Input data
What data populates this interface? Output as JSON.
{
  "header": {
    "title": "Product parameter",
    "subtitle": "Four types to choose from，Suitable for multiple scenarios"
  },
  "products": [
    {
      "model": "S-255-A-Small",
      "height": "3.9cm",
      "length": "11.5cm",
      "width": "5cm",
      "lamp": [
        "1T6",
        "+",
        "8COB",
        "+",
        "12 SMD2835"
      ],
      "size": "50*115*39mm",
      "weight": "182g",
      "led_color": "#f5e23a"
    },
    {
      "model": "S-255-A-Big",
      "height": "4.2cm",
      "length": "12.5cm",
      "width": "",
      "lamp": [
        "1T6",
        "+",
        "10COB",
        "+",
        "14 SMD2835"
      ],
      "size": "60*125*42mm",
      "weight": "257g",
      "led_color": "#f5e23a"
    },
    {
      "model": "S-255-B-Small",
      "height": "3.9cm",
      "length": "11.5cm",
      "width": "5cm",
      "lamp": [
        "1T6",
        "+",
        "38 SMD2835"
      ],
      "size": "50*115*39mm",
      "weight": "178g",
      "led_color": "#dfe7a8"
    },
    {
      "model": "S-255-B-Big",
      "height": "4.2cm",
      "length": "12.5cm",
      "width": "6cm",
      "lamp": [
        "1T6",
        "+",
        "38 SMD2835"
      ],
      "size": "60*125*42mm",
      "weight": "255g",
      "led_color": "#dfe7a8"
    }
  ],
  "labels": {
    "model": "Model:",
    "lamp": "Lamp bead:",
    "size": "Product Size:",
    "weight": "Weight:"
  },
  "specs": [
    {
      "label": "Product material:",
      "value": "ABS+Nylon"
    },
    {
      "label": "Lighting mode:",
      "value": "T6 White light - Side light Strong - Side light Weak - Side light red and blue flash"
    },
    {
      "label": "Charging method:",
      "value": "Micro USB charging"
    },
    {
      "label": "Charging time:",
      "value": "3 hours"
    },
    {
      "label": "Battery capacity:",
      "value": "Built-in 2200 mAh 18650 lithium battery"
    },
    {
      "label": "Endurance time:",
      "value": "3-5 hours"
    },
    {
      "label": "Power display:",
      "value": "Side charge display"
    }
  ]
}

Direction
Gather each line holding the string "display".

Answer
      "label": "Power display:",
      "value": "Side charge display"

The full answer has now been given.